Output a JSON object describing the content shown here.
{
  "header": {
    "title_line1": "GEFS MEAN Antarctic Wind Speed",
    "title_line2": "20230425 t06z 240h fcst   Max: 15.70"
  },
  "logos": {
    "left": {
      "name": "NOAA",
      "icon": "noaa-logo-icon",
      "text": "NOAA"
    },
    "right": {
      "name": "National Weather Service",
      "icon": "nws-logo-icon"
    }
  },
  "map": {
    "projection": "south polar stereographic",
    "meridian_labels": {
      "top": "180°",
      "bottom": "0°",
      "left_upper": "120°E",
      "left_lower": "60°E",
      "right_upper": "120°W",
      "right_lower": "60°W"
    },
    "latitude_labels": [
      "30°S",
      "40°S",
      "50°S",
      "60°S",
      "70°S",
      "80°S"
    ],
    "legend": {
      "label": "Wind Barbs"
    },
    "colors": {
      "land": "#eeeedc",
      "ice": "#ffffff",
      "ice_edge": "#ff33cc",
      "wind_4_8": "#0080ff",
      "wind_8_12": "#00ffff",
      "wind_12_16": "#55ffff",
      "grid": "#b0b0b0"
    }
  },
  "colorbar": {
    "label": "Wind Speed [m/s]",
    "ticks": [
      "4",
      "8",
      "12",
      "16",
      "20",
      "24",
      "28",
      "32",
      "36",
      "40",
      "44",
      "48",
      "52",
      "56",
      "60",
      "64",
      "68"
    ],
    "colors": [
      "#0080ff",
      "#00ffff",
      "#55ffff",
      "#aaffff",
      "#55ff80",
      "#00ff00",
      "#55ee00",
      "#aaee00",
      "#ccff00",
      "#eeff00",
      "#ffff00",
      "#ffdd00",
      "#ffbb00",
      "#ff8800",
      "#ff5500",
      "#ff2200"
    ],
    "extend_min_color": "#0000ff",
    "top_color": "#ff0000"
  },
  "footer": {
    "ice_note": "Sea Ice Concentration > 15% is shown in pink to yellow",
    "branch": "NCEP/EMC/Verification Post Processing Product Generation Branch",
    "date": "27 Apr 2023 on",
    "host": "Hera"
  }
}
◆ ◆ ◆
Filter the records above for "shown" and copy every matching line.

**Output for this exercise:**
Output a JSON object describing the content shown here.
    "ice_note": "Sea Ice Concentration > 15% is shown in pink to yellow",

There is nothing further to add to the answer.